Tasks to carry out
**1.** In the court memorandum below, do statements (a), (b) and (c) agree with the text? Answer yes or no for each, and quote the deciding words. (a) The defendant was convicted after a jury trial in the District Court. (b) The victim was doing legal research in the law library of the Boston District Court. (c) The Appeals Court reversed the defendant's conviction.
**2.** What is the Spanish translation of this sentence from the court memorandum below: "She had a valid 209A order against the defendant."

Extract to read

-------

NOTICE: Summary decisions issued by the Appeals Court pursuant to M.A.C. Rule 23.0, as appearing in 97 Mass. App. Ct. 1017 (2020) (formerly known as rule 1:28, as amended by 73 Mass. App. Ct. 1001 [2009]), are primarily directed to the parties and, therefore, may not fully address the facts of the case or the panel's decisional rationale. Moreover, such decisions are not circulated to the entire court and, therefore, represent only the views of the panel that decided the case. A summary decision pursuant to rule 23.0 or rule 1:28 issued after February 25, 2008, may be cited for its persuasive value but, because of the limitations noted above, not as binding precedent. See Chace v. Curran, 71 Mass. App. Ct. 258, 260 n.4 (2008).
COMMONWEALTH OF MASSACHUSETTS
APPEALS COURT
23-P-387
COMMONWEALTH
vs.
FRANK R. LAMONDE.
MEMORANDUM AND ORDER PURSUANT TO RULE 23.0
Following a jury trial in the District Court, the
defendant, Frank LaMonde, was convicted of violating an abuse
prevention order (209A order), G. L. c. 209A, § 7. On appeal,
the defendant argues that his conviction should be reversed
because he was unfairly prejudiced by the admission of the
return of service of the 209A order, references in the
prosecutor's closing argument to "admissions" by the defendant,
and evidence that the defendant was arrested. We affirm.
Background. We summarize the facts as the jury could have
found them. On November 3, 2021, the victim was in the law
library of the Lowell District Court conducting legal research.
She had a valid 209A order against the defendant. The defendant subsequently also entered the law library to conduct legal
research. The victim testified that the defendant came up in
close proximity behind her and touched her shoulders with his
hands. She could feel his breath on her when he spoke. He told
her "like, 'What are you doing here? You're not supposed to be
here.'"
There was uncertainty in the evidence regarding what
statement the defendant made next and to whom it was directed.
The victim testified that the defendant looked straight at her
and told her that "he wanted to talk to [the librarian] first."
She testified that his demeanor was aggressive when he shouted,
"I asked her first."

-------

Dataset rows
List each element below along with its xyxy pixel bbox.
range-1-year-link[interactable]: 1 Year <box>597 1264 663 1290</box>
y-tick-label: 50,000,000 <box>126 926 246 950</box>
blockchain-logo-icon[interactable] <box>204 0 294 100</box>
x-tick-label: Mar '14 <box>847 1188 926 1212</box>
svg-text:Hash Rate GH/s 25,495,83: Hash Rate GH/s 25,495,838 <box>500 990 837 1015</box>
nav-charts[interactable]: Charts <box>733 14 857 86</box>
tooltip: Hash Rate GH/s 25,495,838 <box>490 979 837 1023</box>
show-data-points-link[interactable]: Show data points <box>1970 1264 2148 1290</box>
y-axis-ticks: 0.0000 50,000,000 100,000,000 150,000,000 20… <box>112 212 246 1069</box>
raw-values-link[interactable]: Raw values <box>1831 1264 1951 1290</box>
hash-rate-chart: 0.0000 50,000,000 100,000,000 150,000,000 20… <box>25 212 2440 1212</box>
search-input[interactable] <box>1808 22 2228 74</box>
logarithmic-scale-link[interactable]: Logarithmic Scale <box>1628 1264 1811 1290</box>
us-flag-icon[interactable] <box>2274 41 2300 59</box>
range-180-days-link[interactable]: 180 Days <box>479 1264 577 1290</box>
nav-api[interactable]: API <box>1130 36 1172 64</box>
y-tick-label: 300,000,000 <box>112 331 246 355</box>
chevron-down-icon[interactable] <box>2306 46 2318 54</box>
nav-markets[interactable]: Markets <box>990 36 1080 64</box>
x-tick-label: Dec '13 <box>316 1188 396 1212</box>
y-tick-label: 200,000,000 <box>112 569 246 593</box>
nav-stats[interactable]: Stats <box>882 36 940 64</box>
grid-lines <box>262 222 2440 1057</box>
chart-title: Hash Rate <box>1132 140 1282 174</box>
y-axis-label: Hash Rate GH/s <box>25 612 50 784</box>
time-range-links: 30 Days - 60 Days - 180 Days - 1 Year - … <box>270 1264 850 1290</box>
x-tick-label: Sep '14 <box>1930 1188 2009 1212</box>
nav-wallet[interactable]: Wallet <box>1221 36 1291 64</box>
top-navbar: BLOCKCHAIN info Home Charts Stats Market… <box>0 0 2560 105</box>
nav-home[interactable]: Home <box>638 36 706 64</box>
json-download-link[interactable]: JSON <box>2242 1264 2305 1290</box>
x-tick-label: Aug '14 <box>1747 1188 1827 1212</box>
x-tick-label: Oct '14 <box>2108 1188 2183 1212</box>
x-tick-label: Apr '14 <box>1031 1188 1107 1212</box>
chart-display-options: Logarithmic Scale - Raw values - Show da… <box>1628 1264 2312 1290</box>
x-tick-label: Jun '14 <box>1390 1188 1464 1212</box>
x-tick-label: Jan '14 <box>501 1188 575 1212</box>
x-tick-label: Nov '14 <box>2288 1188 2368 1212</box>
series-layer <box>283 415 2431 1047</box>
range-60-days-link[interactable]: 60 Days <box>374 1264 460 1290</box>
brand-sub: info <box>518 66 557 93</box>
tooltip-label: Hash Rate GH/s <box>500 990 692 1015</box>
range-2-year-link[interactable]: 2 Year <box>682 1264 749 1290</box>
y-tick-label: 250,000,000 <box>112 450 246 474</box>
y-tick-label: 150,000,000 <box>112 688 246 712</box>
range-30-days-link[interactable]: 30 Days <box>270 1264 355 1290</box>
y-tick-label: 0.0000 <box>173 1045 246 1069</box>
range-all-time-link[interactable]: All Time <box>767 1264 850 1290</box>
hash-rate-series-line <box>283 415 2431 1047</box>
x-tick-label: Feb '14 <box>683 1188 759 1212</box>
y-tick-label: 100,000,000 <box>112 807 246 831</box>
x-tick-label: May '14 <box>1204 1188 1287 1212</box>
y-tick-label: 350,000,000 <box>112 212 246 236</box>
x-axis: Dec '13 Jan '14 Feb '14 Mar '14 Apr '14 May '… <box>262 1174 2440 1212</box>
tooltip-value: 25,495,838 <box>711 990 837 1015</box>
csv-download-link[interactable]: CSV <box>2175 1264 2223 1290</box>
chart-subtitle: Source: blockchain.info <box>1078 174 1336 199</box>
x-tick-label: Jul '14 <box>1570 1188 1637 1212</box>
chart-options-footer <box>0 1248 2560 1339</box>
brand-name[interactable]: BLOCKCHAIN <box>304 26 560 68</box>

-------

Responses per task
**1.**
(a) Yes: "Following a jury trial in the District Court, the defendant, Frank LaMonde, was convicted"
(b) No: "the victim was in the law library of the Lowell District Court conducting legal research"
(c) No: "We affirm."

**2.** Ella tenía una orden 209A válida contra el acusado.